STATED EXERCISE
Read the records and write them out again exactly.

(Raw records)
----

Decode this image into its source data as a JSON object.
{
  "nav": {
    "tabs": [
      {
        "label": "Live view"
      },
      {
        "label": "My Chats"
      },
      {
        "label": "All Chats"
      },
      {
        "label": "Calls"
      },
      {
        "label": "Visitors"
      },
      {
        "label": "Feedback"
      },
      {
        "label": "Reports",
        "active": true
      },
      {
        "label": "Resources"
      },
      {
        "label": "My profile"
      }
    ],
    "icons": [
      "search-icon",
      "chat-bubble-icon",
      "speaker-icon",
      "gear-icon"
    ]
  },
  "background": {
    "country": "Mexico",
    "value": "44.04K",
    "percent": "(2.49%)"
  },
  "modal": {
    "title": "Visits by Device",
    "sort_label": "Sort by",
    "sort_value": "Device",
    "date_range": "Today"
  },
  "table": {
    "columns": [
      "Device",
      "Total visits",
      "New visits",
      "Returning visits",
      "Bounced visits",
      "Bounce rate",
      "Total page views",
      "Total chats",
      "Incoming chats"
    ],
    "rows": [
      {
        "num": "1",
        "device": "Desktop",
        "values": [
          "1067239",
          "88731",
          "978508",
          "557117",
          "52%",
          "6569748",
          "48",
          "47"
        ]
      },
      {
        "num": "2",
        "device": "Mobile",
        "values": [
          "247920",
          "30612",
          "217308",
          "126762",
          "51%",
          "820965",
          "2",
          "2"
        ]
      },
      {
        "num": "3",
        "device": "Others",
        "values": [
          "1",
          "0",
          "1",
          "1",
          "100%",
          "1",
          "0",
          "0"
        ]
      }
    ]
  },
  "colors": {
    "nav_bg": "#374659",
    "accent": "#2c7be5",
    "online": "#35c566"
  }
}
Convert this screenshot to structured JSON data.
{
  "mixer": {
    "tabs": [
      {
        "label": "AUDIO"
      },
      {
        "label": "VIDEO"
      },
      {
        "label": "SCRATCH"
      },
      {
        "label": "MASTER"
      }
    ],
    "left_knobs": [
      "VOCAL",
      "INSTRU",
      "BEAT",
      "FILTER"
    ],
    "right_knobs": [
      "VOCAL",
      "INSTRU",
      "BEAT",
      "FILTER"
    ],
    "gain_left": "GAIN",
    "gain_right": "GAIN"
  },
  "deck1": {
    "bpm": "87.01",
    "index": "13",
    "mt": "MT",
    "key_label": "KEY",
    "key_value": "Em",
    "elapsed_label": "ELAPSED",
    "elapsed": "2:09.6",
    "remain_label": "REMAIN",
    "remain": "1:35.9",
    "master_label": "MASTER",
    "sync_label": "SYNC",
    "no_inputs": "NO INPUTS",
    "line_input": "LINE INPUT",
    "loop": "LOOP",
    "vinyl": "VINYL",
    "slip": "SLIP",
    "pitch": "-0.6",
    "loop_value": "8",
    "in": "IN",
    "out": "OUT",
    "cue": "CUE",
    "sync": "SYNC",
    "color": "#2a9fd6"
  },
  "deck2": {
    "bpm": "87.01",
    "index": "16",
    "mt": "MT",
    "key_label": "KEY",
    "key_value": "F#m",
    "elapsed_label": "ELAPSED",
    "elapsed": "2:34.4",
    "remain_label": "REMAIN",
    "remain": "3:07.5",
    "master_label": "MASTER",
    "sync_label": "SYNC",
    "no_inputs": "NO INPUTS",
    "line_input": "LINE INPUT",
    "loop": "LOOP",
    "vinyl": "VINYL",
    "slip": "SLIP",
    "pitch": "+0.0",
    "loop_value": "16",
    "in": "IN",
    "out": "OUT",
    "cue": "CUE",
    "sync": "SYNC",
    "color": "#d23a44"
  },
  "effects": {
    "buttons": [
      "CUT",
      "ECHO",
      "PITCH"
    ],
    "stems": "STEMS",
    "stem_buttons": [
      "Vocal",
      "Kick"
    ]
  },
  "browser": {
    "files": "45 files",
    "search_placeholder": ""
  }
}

----

THE SOLUTION
Decode this image into its source data as a JSON object.
{
  "nav": {
    "tabs": [
      {
        "label": "Live view"
      },
      {
        "label": "My Chats"
      },
      {
        "label": "All Chats"
      },
      {
        "label": "Calls"
      },
      {
        "label": "Visitors"
      },
      {
        "label": "Feedback"
      },
      {
        "label": "Reports",
        "active": true
      },
      {
        "label": "Resources"
      },
      {
        "label": "My profile"
      }
    ],
    "icons": [
      "search-icon",
      "chat-bubble-icon",
      "speaker-icon",
      "gear-icon"
    ]
  },
  "background": {
    "country": "Mexico",
    "value": "44.04K",
    "percent": "(2.49%)"
  },
  "modal": {
    "title": "Visits by Device",
    "sort_label": "Sort by",
    "sort_value": "Device",
    "date_range": "Today"
  },
  "table": {
    "columns": [
      "Device",
      "Total visits",
      "New visits",
      "Returning visits",
      "Bounced visits",
      "Bounce rate",
      "Total page views",
      "Total chats",
      "Incoming chats"
    ],
    "rows": [
      {
        "num": "1",
        "device": "Desktop",
        "values": [
          "1067239",
          "88731",
          "978508",
          "557117",
          "52%",
          "6569748",
          "48",
          "47"
        ]
      },
      {
        "num": "2",
        "device": "Mobile",
        "values": [
          "247920",
          "30612",
          "217308",
          "126762",
          "51%",
          "820965",
          "2",
          "2"
        ]
      },
      {
        "num": "3",
        "device": "Others",
        "values": [
          "1",
          "0",
          "1",
          "1",
          "100%",
          "1",
          "0",
          "0"
        ]
      }
    ]
  },
  "colors": {
    "nav_bg": "#374659",
    "accent": "#2c7be5",
    "online": "#35c566"
  }
}
Convert this screenshot to structured JSON data.
{
  "mixer": {
    "tabs": [
      {
        "label": "AUDIO"
      },
      {
        "label": "VIDEO"
      },
      {
        "label": "SCRATCH"
      },
      {
        "label": "MASTER"
      }
    ],
    "left_knobs": [
      "VOCAL",
      "INSTRU",
      "BEAT",
      "FILTER"
    ],
    "right_knobs": [
      "VOCAL",
      "INSTRU",
      "BEAT",
      "FILTER"
    ],
    "gain_left": "GAIN",
    "gain_right": "GAIN"
  },
  "deck1": {
    "bpm": "87.01",
    "index": "13",
    "mt": "MT",
    "key_label": "KEY",
    "key_value": "Em",
    "elapsed_label": "ELAPSED",
    "elapsed": "2:09.6",
    "remain_label": "REMAIN",
    "remain": "1:35.9",
    "master_label": "MASTER",
    "sync_label": "SYNC",
    "no_inputs": "NO INPUTS",
    "line_input": "LINE INPUT",
    "loop": "LOOP",
    "vinyl": "VINYL",
    "slip": "SLIP",
    "pitch": "-0.6",
    "loop_value": "8",
    "in": "IN",
    "out": "OUT",
    "cue": "CUE",
    "sync": "SYNC",
    "color": "#2a9fd6"
  },
  "deck2": {
    "bpm": "87.01",
    "index": "16",
    "mt": "MT",
    "key_label": "KEY",
    "key_value": "F#m",
    "elapsed_label": "ELAPSED",
    "elapsed": "2:34.4",
    "remain_label": "REMAIN",
    "remain": "3:07.5",
    "master_label": "MASTER",
    "sync_label": "SYNC",
    "no_inputs": "NO INPUTS",
    "line_input": "LINE INPUT",
    "loop": "LOOP",
    "vinyl": "VINYL",
    "slip": "SLIP",
    "pitch": "+0.0",
    "loop_value": "16",
    "in": "IN",
    "out": "OUT",
    "cue": "CUE",
    "sync": "SYNC",
    "color": "#d23a44"
  },
  "effects": {
    "buttons": [
      "CUT",
      "ECHO",
      "PITCH"
    ],
    "stems": "STEMS",
    "stem_buttons": [
      "Vocal",
      "Kick"
    ]
  },
  "browser": {
    "files": "45 files",
    "search_placeholder": ""
  }
}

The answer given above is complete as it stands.